[Requirements]
Pictures aside, repeat every entry exactly.

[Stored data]

:::::

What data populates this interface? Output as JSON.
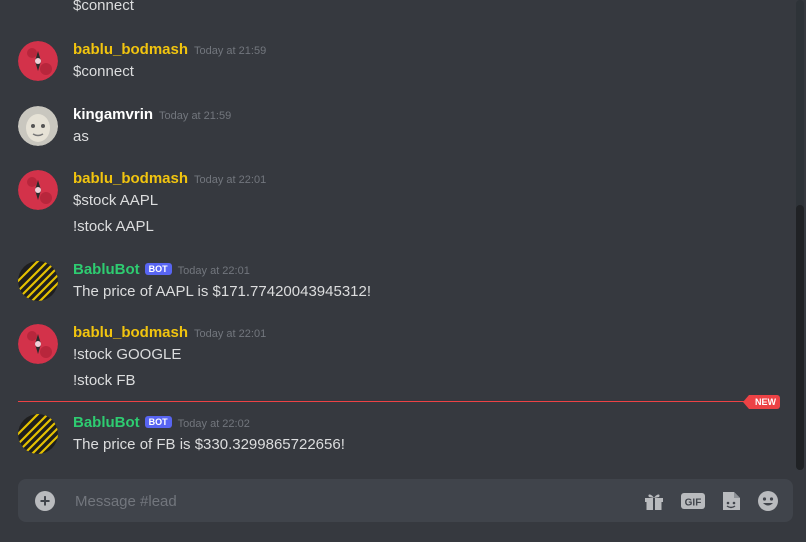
{
  "chat": {
    "top_continuation": "$connect",
    "messages": [
      {
        "author": "bablu_bodmash",
        "timestamp": "Today at 21:59",
        "lines": [
          "$connect"
        ]
      },
      {
        "author": "kingamvrin",
        "timestamp": "Today at 21:59",
        "lines": [
          "as"
        ]
      },
      {
        "author": "bablu_bodmash",
        "timestamp": "Today at 22:01",
        "lines": [
          "$stock AAPL",
          "!stock AAPL"
        ]
      },
      {
        "author": "BabluBot",
        "bot_tag": "BOT",
        "timestamp": "Today at 22:01",
        "lines": [
          "The price of AAPL is $171.77420043945312!"
        ]
      },
      {
        "author": "bablu_bodmash",
        "timestamp": "Today at 22:01",
        "lines": [
          "!stock GOOGLE",
          "!stock FB"
        ]
      },
      {
        "author": "BabluBot",
        "bot_tag": "BOT",
        "timestamp": "Today at 22:02",
        "lines": [
          "The price of FB is $330.3299865722656!"
        ]
      }
    ],
    "new_divider_label": "NEW"
  },
  "composer": {
    "placeholder": "Message #lead",
    "gif_label": "GIF"
  },
  "colors": {
    "background": "#36393f",
    "composer": "#40444b",
    "username_yellow": "#f1c40f",
    "username_green": "#2ecc71",
    "bot_badge": "#5865f2",
    "new_divider": "#ed4245"
  },
  "icons": [
    "add-attachment-icon",
    "gift-icon",
    "gif-icon",
    "sticker-icon",
    "emoji-icon"
  ]
}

:::::

[Response for this exercise]
What data populates this interface? Output as JSON.
{
  "chat": {
    "top_continuation": "$connect",
    "messages": [
      {
        "author": "bablu_bodmash",
        "timestamp": "Today at 21:59",
        "lines": [
          "$connect"
        ]
      },
      {
        "author": "kingamvrin",
        "timestamp": "Today at 21:59",
        "lines": [
          "as"
        ]
      },
      {
        "author": "bablu_bodmash",
        "timestamp": "Today at 22:01",
        "lines": [
          "$stock AAPL",
          "!stock AAPL"
        ]
      },
      {
        "author": "BabluBot",
        "bot_tag": "BOT",
        "timestamp": "Today at 22:01",
        "lines": [
          "The price of AAPL is $171.77420043945312!"
        ]
      },
      {
        "author": "bablu_bodmash",
        "timestamp": "Today at 22:01",
        "lines": [
          "!stock GOOGLE",
          "!stock FB"
        ]
      },
      {
        "author": "BabluBot",
        "bot_tag": "BOT",
        "timestamp": "Today at 22:02",
        "lines": [
          "The price of FB is $330.3299865722656!"
        ]
      }
    ],
    "new_divider_label": "NEW"
  },
  "composer": {
    "placeholder": "Message #lead",
    "gif_label": "GIF"
  },
  "colors": {
    "background": "#36393f",
    "composer": "#40444b",
    "username_yellow": "#f1c40f",
    "username_green": "#2ecc71",
    "bot_badge": "#5865f2",
    "new_divider": "#ed4245"
  },
  "icons": [
    "add-attachment-icon",
    "gift-icon",
    "gif-icon",
    "sticker-icon",
    "emoji-icon"
  ]
}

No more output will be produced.